(Stored data)
## BEGIN

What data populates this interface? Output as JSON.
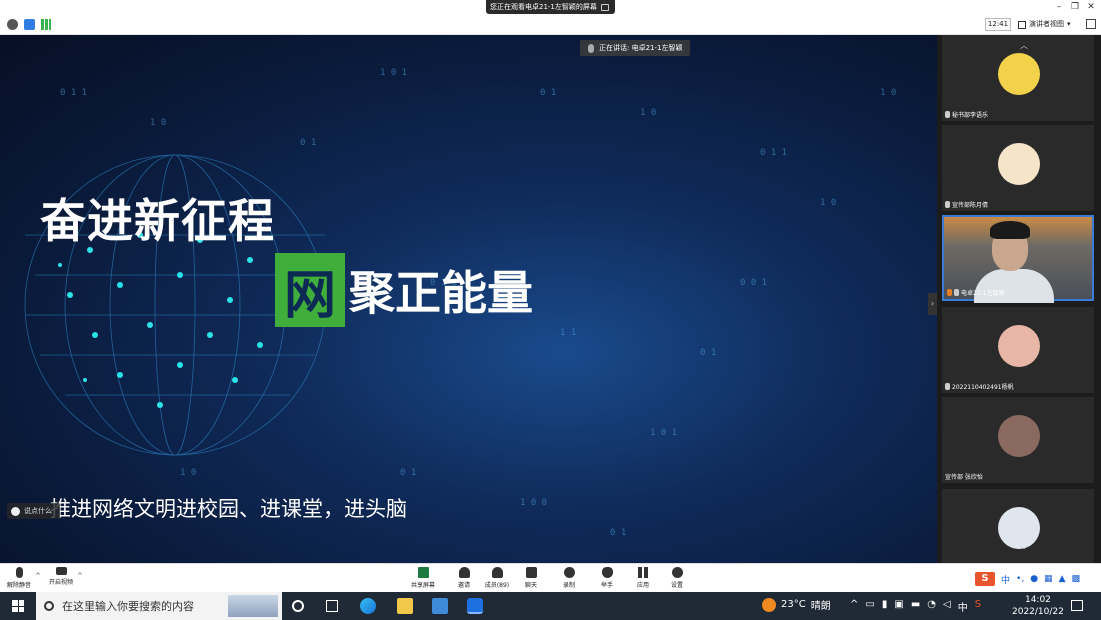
{
  "window": {
    "title": "您正在观看电卓21-1左智颖的屏幕"
  },
  "toolbar": {
    "time": "12:41",
    "view_label": "演讲者视图",
    "view_caret": "▾"
  },
  "stage": {
    "speaking_label": "正在讲话: 电卓21-1左智颖",
    "slide_title_line1": "奋进新征程",
    "slide_title_green": "网",
    "slide_title_rest": "聚正能量",
    "slide_subtitle": "推进网络文明进校园、进课堂，进头脑",
    "caption_label": "说点什么"
  },
  "participants": [
    {
      "name": "秘书部李语乐",
      "avatar_color": "#f2d24a"
    },
    {
      "name": "宣传部陈月倩",
      "avatar_color": "#f6e4c8"
    },
    {
      "name": "电卓21-1左智颖",
      "avatar_color": "#c9a78f"
    },
    {
      "name": "2022110402491杨帆",
      "avatar_color": "#e7b6a6"
    },
    {
      "name": "宣传部 张欣怡",
      "avatar_color": "#8a6a60"
    },
    {
      "name": "",
      "avatar_color": "#dfe6ee"
    }
  ],
  "bottom_toolbar": {
    "mute": "解除静音",
    "video": "开启视频",
    "share": "共享屏幕",
    "invite": "邀请",
    "members": "成员(89)",
    "chat": "聊天",
    "record": "录制",
    "raise_hand": "举手",
    "apps": "应用",
    "settings": "设置",
    "ime_s": "S",
    "ime_zh": "中"
  },
  "taskbar": {
    "search_placeholder": "在这里输入你要搜索的内容",
    "temperature": "23°C",
    "weather": "晴朗",
    "ime": "中",
    "time": "14:02",
    "date": "2022/10/22"
  },
  "colors": {
    "accent_green": "#3fae3a",
    "stage_blue": "#0f2b5a",
    "taskbar": "#1f2a36"
  }
}
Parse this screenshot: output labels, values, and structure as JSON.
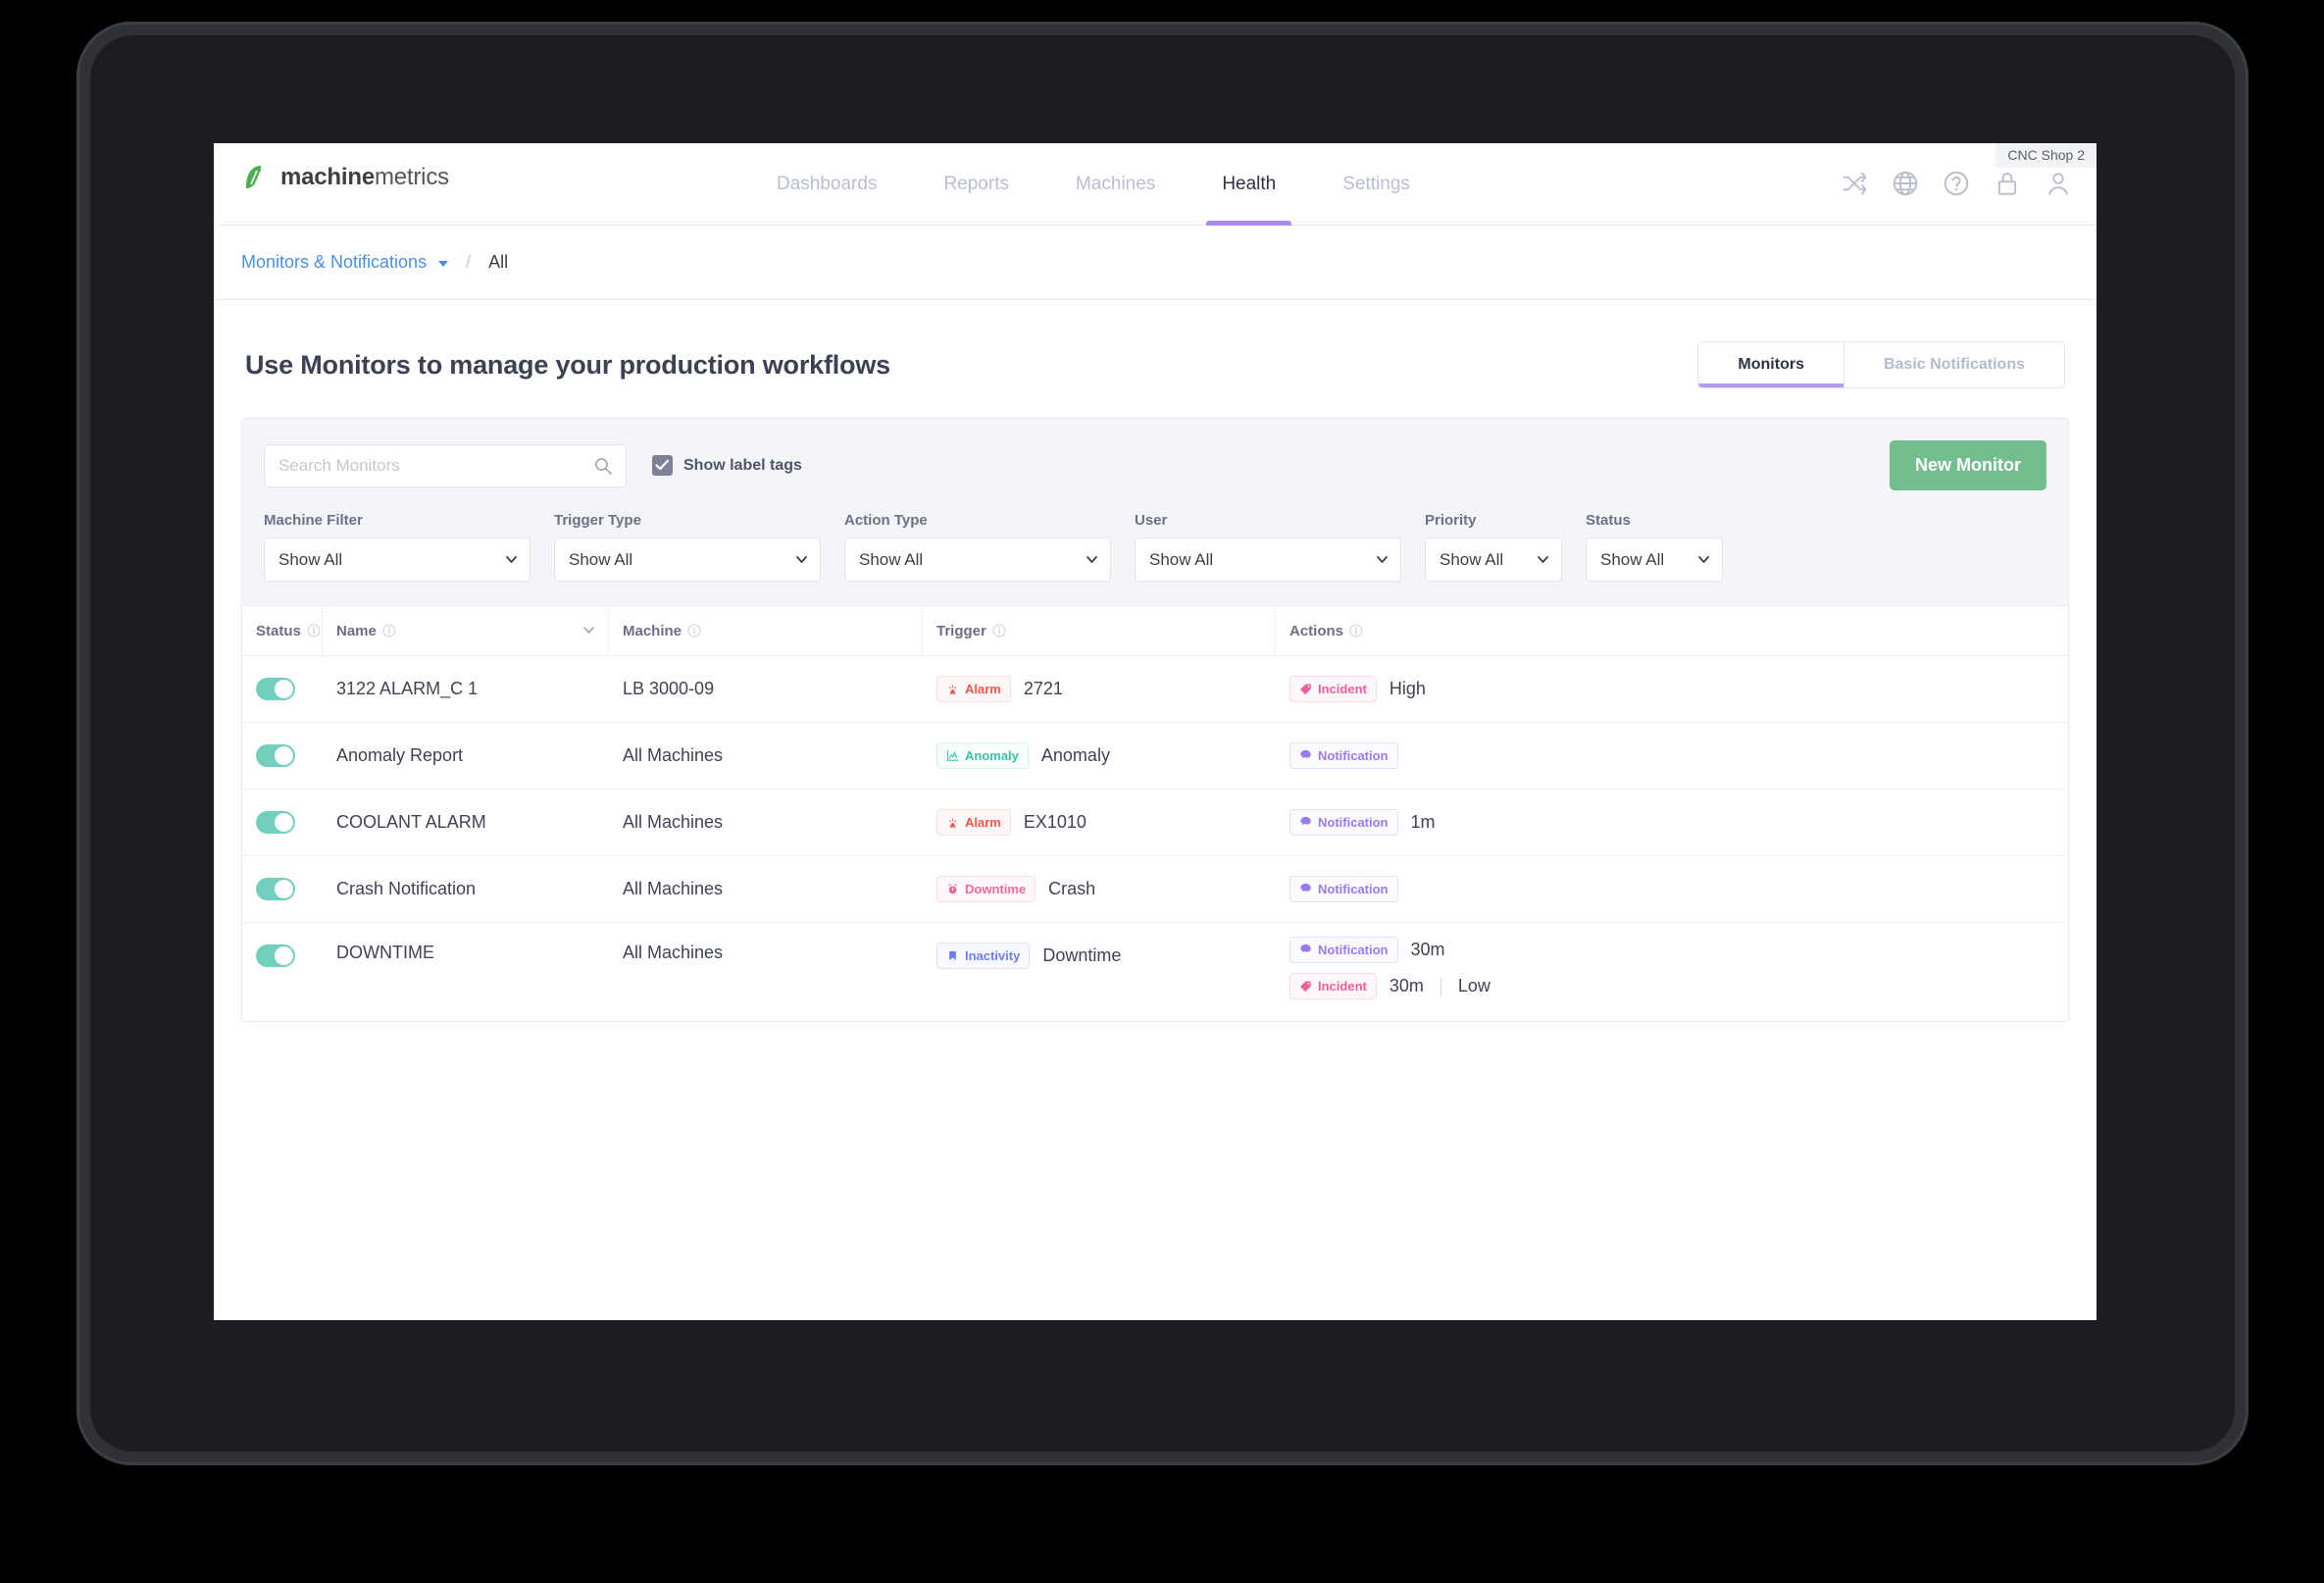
{
  "nav": {
    "brand_strong": "machine",
    "brand_light": "metrics",
    "tabs": [
      {
        "label": "Dashboards",
        "active": false
      },
      {
        "label": "Reports",
        "active": false
      },
      {
        "label": "Machines",
        "active": false
      },
      {
        "label": "Health",
        "active": true
      },
      {
        "label": "Settings",
        "active": false
      }
    ],
    "account_chip": "CNC Shop 2",
    "icons": [
      "shuffle-icon",
      "globe-icon",
      "help-icon",
      "lock-icon",
      "user-icon"
    ]
  },
  "breadcrumb": {
    "link": "Monitors & Notifications",
    "separator": "/",
    "current": "All"
  },
  "page": {
    "title": "Use Monitors to manage your production workflows",
    "view_switch": [
      {
        "label": "Monitors",
        "active": true
      },
      {
        "label": "Basic Notifications",
        "active": false
      }
    ]
  },
  "toolbar": {
    "search_placeholder": "Search Monitors",
    "search_value": "",
    "show_label_tags": "Show label tags",
    "show_label_tags_checked": true,
    "new_monitor": "New Monitor"
  },
  "filters": [
    {
      "label": "Machine Filter",
      "value": "Show All",
      "width": "wide"
    },
    {
      "label": "Trigger Type",
      "value": "Show All",
      "width": "wide"
    },
    {
      "label": "Action Type",
      "value": "Show All",
      "width": "wide"
    },
    {
      "label": "User",
      "value": "Show All",
      "width": "wide"
    },
    {
      "label": "Priority",
      "value": "Show All",
      "width": "narrow"
    },
    {
      "label": "Status",
      "value": "Show All",
      "width": "narrow"
    }
  ],
  "table": {
    "columns": [
      {
        "label": "Status",
        "info": true,
        "sortable": false
      },
      {
        "label": "Name",
        "info": true,
        "sortable": true
      },
      {
        "label": "Machine",
        "info": true,
        "sortable": false
      },
      {
        "label": "Trigger",
        "info": true,
        "sortable": false
      },
      {
        "label": "Actions",
        "info": true,
        "sortable": false
      }
    ],
    "rows": [
      {
        "enabled": true,
        "name": "3122 ALARM_C 1",
        "machine": "LB 3000-09",
        "trigger": {
          "badge": "Alarm",
          "type": "alarm",
          "value": "2721"
        },
        "actions": [
          {
            "badge": "Incident",
            "type": "incident",
            "meta": [
              "High"
            ]
          }
        ]
      },
      {
        "enabled": true,
        "name": "Anomaly Report",
        "machine": "All Machines",
        "trigger": {
          "badge": "Anomaly",
          "type": "anomaly",
          "value": "Anomaly"
        },
        "actions": [
          {
            "badge": "Notification",
            "type": "notification",
            "meta": []
          }
        ]
      },
      {
        "enabled": true,
        "name": "COOLANT ALARM",
        "machine": "All Machines",
        "trigger": {
          "badge": "Alarm",
          "type": "alarm",
          "value": "EX1010"
        },
        "actions": [
          {
            "badge": "Notification",
            "type": "notification",
            "meta": [
              "1m"
            ]
          }
        ]
      },
      {
        "enabled": true,
        "name": "Crash Notification",
        "machine": "All Machines",
        "trigger": {
          "badge": "Downtime",
          "type": "downtime",
          "value": "Crash"
        },
        "actions": [
          {
            "badge": "Notification",
            "type": "notification",
            "meta": []
          }
        ]
      },
      {
        "enabled": true,
        "name": "DOWNTIME",
        "machine": "All Machines",
        "trigger": {
          "badge": "Inactivity",
          "type": "inactivity",
          "value": "Downtime"
        },
        "actions": [
          {
            "badge": "Notification",
            "type": "notification",
            "meta": [
              "30m"
            ]
          },
          {
            "badge": "Incident",
            "type": "incident",
            "meta": [
              "30m",
              "Low"
            ]
          }
        ]
      }
    ]
  },
  "colors": {
    "brand_green": "#5aa84f",
    "accent_purple": "#a78bf0",
    "button_green": "#74bd8e",
    "toggle_on": "#71cfc0",
    "link_blue": "#4a90e2"
  }
}
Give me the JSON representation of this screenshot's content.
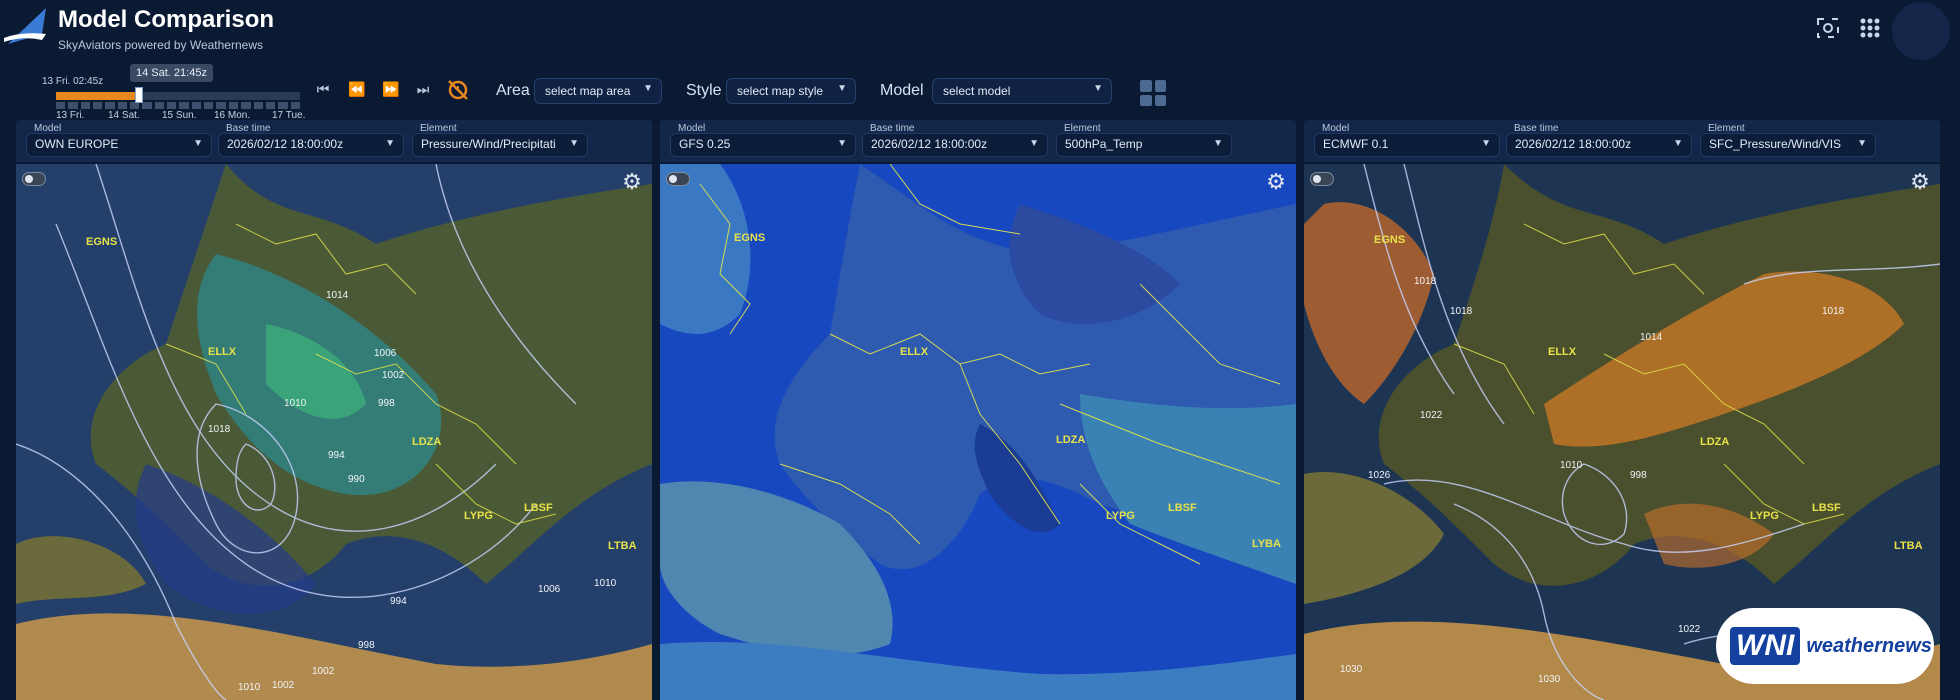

## END

## Problem statement
Give only the number of lines in the material above that include the word "Crash".

## Exercise response
2